> [EXERCISE TASK]: Pick out the lines below with "type" and list them.

> [RECORDS FOR THIS TASK]:
■ ■ ■

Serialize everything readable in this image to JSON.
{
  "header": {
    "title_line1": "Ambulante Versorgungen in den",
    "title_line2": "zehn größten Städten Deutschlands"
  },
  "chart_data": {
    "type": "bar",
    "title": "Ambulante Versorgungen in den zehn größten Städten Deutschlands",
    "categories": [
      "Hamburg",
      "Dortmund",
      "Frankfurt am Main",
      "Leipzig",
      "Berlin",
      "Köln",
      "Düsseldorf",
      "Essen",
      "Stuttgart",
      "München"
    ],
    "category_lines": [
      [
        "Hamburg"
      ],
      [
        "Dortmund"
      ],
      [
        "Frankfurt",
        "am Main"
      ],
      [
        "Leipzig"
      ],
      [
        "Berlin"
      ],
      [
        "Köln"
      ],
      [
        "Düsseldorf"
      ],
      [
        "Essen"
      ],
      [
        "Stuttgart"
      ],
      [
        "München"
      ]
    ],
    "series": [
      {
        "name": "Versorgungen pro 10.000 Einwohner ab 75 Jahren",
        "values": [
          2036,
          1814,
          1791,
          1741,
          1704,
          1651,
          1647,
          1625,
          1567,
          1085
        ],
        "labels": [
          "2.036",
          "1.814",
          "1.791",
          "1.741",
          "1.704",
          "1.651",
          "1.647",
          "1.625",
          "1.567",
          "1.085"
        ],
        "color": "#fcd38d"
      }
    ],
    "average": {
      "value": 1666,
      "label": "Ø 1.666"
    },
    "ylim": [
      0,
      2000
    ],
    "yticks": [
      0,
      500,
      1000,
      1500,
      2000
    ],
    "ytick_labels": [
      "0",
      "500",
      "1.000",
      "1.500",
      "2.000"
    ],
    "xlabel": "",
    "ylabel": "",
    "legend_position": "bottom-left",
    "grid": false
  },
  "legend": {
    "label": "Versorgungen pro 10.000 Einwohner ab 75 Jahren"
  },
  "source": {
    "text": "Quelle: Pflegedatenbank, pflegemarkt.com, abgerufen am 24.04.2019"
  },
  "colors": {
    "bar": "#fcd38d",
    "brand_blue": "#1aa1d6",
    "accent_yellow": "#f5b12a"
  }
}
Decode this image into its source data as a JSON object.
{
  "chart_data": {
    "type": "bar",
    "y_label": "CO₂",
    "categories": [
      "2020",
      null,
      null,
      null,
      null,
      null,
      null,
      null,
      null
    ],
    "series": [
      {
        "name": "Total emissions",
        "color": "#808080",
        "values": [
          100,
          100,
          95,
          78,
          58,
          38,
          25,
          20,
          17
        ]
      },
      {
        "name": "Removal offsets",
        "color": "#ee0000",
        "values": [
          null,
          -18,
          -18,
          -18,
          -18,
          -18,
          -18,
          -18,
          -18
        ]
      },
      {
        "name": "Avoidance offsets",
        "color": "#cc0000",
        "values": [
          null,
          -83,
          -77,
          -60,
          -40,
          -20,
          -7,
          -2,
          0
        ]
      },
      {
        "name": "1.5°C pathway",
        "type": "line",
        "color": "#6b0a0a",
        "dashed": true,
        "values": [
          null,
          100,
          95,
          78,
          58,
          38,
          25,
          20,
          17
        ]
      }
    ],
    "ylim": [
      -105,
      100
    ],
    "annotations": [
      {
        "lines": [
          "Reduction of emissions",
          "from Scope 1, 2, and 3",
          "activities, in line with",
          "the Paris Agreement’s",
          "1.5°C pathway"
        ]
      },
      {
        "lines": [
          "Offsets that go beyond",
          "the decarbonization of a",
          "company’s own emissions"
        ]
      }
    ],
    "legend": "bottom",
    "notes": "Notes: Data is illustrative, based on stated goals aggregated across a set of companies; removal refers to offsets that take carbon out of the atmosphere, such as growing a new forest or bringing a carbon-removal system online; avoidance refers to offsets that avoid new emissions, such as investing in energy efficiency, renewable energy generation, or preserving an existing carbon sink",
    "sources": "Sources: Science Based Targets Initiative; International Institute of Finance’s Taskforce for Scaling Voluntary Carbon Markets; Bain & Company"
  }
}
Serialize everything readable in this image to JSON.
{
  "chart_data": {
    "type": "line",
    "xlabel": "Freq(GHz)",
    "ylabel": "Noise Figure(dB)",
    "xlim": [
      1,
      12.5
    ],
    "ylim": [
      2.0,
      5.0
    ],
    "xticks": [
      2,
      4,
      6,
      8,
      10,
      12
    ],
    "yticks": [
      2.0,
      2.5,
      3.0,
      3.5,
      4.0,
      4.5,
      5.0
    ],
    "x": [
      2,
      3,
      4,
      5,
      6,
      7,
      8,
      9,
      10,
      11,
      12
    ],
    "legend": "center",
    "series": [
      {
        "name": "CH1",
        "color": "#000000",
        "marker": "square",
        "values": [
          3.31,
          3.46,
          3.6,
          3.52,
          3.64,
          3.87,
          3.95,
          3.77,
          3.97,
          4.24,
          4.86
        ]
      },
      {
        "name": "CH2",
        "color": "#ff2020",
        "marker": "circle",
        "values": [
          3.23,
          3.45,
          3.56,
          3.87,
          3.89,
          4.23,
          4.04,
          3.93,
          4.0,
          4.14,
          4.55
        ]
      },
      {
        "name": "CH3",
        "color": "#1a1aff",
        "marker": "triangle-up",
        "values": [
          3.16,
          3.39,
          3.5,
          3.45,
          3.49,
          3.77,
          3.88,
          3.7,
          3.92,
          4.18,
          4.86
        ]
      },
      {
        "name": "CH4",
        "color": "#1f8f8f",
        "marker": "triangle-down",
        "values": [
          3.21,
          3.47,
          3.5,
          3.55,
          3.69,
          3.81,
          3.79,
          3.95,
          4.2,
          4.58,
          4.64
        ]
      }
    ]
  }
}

■ ■ ■

> [WRITTEN RESPONSE]:
    "type": "bar",
    "type": "bar",
        "type": "line",
    "type": "line",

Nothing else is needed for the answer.